Travail à faire »
Poursuivez le texte sur le Don Quichotte de Kathy Acker à partir de sa dernière phrase.

Texte fourni »
____
Schizophrénie, appropriation et contre-culture: le Don Quichotte de Kathy Acker

Schizophrénie, appropriation et contre-culture: le Don Quichotte de Kathy Acker

Soumis par Jessica Guillemette le 01/04/2013
Catégories: Esthétique, Fiction

 

Les auteurs issus de la blank generation n’ont eu de cesse de défricher, au fil de leurs expériences et de leurs explorations, plusieurs avenues différentes et inédites offertes par l’écriture et plus particulièrement par le biais de l’héritage de la beat generation. Si les écrivains du Brat Pack –Bret Easton Ellis et Jay McInerney en particulier– ont su cristalliser une ambiance générale et une technique associées à ce type de fiction transgressive, d’autres, comme Kathy Acker, l’ont poussée jusqu’au bord de l’abime à coup de textes d’un avant-gardisme vertigineux. L’auteure américaine, grâce à des œuvres comme Great Expectations et Blood and Guts in High School, siège parmi les artistes les plus controversés de son époque. Peu connus du grand public et généralement ignorés par la critique, ses textes sont parvenus à se tailler une place auprès des amateurs de littérature post-punk, expérimentale et d’avant-garde, chez lesquels Acker s’est peu à peu élevée au rang de figure culte. Son écriture est traversée par des formes et des thèmes récurrents dont le côté délibérément provocant, tant d’un point de vue moral qu’idéologique, a enflammé les esprits et inspiré des répliques cinglantes tout au long de sa carrière. Dans le travail qui suit, nous nous pencherons sur Don Quichotte1, un texte de Kathy Acker qui rend compte des techniques d’écriture et des thèmes indissociables de son œuvre. Nous verrons de quelle façon l’auteure utilise l’intertextualité et le cut up afin de produire un réseau de sens qui entre en collision avec le texte traditionnel et permet la mise en place de deux des réflexions essentielles présentes dans le roman, soit la place de la femme dans la société et la littérature. Par la suite, nous observerons quelle place prend l’œuvre d’Acker dans le large éventail de la culture populaire au vu des multiples ambiguïtés identitaires et discursives qu’elle engendre.
____
Entrées fournies »
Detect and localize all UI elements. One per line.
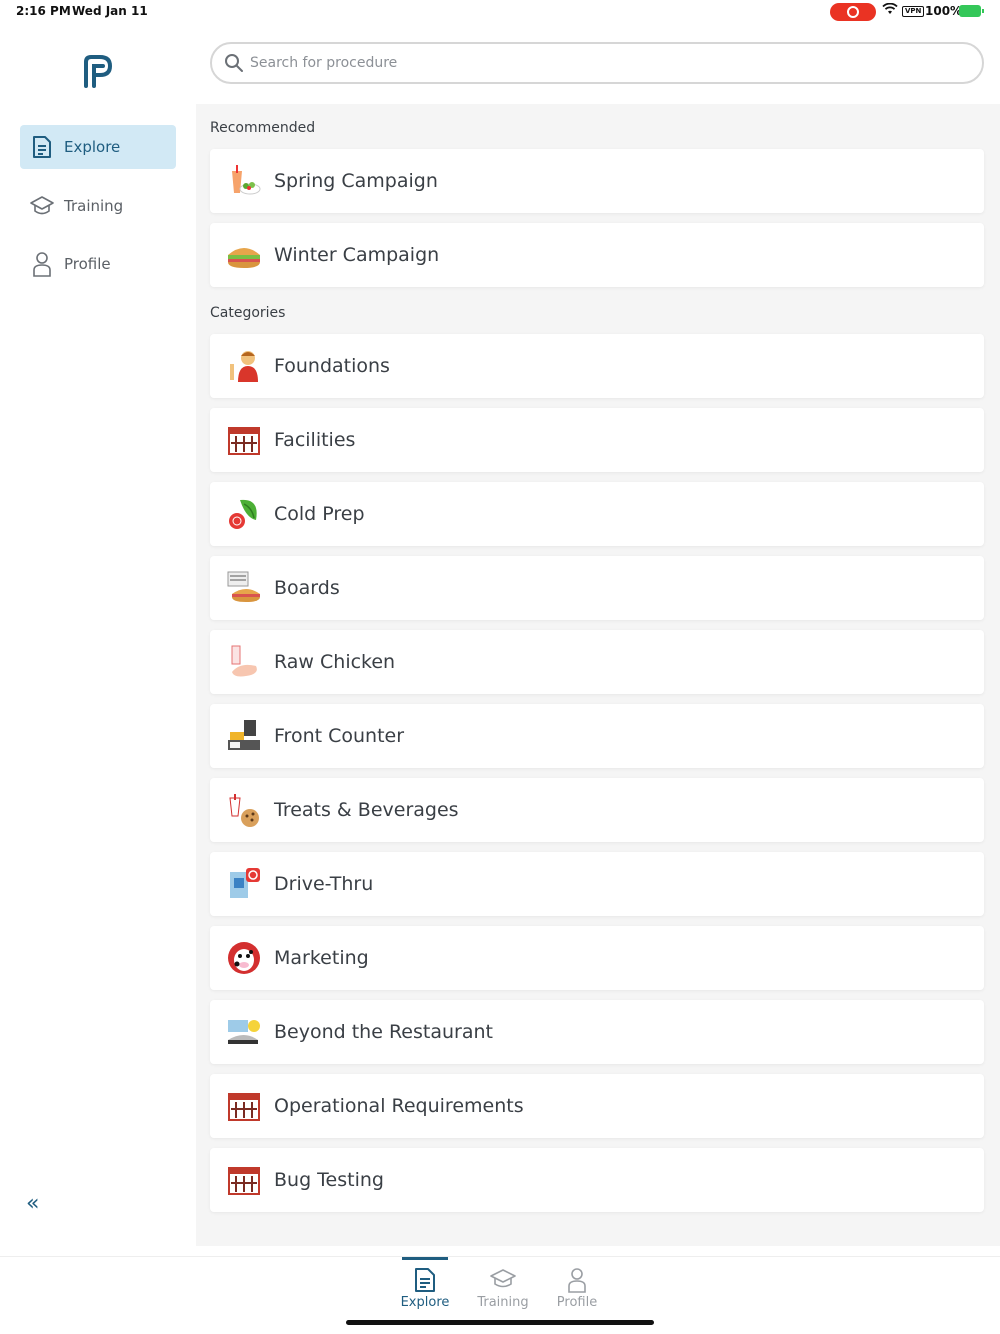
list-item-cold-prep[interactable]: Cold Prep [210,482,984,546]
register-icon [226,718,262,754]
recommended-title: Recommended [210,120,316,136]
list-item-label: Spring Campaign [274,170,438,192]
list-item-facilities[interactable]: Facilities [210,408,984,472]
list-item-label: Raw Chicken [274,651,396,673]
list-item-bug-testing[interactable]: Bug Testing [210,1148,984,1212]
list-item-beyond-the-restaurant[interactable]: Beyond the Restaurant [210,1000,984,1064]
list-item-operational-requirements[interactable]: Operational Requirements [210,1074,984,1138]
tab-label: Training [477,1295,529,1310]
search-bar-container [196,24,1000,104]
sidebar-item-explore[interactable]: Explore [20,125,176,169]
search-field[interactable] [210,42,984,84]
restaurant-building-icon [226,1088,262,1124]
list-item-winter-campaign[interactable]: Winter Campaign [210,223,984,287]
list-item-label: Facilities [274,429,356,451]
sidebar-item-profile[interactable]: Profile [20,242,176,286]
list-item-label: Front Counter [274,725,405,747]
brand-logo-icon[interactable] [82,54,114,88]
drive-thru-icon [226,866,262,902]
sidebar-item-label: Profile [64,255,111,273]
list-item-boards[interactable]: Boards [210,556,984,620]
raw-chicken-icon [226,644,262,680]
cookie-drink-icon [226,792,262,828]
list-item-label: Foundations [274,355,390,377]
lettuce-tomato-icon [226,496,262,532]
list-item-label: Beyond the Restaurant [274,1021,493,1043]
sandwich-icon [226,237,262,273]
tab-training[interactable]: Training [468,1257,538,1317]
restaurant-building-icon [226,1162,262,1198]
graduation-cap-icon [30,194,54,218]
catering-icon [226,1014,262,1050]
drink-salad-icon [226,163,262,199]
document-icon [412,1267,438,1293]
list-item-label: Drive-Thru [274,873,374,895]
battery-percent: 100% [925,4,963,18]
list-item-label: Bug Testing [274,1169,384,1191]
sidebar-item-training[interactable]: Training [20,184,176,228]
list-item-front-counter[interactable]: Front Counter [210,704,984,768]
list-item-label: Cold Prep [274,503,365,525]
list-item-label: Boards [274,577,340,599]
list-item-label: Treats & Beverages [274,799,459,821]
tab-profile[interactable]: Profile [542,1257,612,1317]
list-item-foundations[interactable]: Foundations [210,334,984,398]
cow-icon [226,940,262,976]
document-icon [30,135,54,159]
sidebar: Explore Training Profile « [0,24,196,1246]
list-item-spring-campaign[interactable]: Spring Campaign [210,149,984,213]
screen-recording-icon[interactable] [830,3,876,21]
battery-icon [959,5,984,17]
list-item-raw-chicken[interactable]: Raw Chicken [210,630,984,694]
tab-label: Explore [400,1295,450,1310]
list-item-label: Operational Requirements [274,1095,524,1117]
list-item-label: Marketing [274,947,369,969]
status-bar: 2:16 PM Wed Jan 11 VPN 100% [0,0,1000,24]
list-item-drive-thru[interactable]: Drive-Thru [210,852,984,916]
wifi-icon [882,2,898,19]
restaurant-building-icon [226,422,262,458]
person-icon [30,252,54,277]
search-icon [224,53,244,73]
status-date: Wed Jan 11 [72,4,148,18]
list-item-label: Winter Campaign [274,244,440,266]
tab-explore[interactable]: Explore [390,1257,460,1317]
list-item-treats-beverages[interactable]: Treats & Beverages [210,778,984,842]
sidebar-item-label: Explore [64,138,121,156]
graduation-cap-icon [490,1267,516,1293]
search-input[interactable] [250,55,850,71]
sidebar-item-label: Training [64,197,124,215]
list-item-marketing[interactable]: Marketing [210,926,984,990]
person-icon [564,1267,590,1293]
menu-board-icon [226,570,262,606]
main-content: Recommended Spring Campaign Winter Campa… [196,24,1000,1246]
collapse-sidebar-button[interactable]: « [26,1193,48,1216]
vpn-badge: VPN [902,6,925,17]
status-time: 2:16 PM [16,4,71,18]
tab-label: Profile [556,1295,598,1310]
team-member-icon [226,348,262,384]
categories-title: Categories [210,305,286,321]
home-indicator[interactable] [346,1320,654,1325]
____
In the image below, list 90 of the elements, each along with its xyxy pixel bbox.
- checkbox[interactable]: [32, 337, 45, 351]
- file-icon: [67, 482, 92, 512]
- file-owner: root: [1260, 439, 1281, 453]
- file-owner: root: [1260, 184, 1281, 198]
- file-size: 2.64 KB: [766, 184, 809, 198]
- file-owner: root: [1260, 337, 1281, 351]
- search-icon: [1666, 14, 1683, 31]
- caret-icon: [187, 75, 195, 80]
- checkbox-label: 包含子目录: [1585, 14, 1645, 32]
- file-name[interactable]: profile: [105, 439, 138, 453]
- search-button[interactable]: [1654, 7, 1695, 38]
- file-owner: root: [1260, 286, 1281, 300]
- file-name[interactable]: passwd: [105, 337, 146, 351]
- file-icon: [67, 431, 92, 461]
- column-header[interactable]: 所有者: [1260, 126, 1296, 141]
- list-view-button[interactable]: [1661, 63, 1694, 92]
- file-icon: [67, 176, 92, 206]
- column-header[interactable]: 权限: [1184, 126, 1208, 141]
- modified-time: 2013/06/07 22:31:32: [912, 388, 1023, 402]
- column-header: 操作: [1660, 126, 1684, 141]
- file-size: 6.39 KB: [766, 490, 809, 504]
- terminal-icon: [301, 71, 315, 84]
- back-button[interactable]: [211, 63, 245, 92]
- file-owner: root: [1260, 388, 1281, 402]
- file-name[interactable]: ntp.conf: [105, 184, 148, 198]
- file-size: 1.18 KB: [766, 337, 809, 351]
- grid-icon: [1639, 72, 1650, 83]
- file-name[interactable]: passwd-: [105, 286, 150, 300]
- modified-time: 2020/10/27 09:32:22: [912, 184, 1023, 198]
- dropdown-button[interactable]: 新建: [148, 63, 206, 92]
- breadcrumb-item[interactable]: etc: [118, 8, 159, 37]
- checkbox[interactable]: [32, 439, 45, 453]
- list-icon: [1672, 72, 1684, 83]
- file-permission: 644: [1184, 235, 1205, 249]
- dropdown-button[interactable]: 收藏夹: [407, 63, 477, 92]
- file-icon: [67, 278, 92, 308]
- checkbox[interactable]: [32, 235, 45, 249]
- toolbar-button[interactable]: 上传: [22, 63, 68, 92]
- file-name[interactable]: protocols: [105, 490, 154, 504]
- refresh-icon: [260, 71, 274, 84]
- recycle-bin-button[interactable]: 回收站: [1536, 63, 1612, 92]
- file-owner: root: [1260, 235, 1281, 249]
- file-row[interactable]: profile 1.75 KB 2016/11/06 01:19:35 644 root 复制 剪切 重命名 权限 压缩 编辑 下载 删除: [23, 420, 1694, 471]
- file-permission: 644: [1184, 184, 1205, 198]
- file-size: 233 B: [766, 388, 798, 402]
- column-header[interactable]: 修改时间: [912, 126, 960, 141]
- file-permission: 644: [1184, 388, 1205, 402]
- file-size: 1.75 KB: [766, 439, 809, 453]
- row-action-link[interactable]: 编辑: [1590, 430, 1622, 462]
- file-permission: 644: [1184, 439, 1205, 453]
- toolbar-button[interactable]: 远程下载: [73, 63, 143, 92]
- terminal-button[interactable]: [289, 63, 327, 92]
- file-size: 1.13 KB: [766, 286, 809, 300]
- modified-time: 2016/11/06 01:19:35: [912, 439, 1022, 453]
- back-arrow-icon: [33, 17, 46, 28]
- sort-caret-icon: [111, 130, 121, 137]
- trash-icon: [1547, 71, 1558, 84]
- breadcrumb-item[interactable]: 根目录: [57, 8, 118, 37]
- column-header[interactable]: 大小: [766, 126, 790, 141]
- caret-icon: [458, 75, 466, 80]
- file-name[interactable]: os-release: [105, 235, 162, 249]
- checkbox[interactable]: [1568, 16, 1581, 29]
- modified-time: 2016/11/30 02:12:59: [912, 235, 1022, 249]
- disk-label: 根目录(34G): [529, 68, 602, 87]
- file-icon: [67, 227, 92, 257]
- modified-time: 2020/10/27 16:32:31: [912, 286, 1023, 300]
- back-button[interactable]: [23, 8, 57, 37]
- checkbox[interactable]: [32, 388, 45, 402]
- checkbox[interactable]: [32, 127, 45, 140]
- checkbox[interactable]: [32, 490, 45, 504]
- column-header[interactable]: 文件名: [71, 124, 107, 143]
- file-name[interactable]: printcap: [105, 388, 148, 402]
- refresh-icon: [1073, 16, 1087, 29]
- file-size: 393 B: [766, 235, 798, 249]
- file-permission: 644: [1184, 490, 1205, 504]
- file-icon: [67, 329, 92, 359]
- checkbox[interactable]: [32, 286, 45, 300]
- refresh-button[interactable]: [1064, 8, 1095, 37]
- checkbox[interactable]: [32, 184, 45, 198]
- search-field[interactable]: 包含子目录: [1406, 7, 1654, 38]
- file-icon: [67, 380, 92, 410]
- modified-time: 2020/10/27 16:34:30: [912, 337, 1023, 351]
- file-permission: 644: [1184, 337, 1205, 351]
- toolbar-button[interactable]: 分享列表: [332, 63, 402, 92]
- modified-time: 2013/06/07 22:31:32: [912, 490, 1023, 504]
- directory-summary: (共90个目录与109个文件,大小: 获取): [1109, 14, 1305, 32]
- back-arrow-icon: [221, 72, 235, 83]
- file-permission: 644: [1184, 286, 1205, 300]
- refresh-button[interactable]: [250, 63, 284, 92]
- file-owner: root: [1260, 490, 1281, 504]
____
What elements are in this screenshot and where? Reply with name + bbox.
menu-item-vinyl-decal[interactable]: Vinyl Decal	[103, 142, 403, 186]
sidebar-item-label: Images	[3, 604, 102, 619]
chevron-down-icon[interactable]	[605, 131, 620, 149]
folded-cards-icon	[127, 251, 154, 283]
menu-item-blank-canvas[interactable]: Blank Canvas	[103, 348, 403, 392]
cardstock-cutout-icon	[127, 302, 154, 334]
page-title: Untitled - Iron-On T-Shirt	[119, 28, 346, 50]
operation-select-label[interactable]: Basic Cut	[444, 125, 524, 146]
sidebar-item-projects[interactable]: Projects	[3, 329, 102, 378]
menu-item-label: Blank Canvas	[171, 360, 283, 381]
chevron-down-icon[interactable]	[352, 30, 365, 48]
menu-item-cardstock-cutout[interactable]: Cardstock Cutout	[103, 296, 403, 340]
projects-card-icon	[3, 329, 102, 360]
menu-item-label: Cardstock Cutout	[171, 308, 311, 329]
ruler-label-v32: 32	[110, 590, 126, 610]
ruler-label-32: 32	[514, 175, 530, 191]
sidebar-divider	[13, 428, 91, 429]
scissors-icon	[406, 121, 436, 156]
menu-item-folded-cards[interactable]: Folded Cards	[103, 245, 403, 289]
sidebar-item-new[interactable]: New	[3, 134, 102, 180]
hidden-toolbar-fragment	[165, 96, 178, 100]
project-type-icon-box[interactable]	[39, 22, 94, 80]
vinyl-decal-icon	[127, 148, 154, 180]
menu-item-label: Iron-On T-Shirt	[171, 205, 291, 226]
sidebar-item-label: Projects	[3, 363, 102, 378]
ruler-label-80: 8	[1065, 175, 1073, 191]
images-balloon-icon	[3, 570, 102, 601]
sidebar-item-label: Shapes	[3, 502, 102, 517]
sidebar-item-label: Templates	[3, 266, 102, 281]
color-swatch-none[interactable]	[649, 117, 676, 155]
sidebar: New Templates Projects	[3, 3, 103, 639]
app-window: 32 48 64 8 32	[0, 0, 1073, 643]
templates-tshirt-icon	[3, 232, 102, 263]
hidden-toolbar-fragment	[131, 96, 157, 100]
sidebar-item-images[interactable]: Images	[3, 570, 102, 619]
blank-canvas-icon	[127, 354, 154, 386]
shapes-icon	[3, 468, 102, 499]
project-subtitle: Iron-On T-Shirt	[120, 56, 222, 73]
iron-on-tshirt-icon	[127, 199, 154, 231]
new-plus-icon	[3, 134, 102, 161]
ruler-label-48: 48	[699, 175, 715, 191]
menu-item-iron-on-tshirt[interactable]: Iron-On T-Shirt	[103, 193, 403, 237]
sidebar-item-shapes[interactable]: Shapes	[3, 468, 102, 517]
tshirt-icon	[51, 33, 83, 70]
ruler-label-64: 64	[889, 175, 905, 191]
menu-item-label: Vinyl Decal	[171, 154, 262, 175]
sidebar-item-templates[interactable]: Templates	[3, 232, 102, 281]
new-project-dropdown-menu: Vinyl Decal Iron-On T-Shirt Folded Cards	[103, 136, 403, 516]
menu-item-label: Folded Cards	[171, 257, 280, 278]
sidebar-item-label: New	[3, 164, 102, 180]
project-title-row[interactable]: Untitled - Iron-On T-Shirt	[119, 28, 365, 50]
____
Votre réponse »
Appropriation et collage: la technique à l’usage de la narration

À l'instar de plusieurs auteurs associés au post-modernisme, Kathy Acker exploite largement l'intertextualité dans ses écrits. Ses techniques d'écriture lui ont valu d'être maintes fois accusée de plagiat, mais ironiquement, ce sont ces mêmes techniques qui caractérisent ses textes dans une perspective d'exploration structurelle et narrative. Don Quichotte fait bien sûr référence au roman de Miguel de Cervantès: dans le livre d'Acker, le personnage éponyme est une femme qui, suite à un avortement, prend le nom de Lance-de-nuit (Knight Night en anglais) et part à l'aventure avec son chien Siméon pour tenter de trouver l'amour. En faisant référence à l'oeuvre d'Acker, Marilyn Randall écrit, dans Pragmatic Plagiarism: «The use of 'plagiarism' in the novels is linked to problems of authorial and female identity as well as to aesthetic experimentation in creativity.2» (p. 244) Randall mentionne par la suite une épigraphe de Don Quichotte qui exprime bien cet état de fait: «Étant morte, Don Quichotte ne pouvait plus parler. Étant née pour faire partie d’un monde masculin, elle n’avait pas de parole propre. Tout ce qu’elle pouvait faire était de lire des textes masculins qui ne lui appartenaient pas.» (p. 65)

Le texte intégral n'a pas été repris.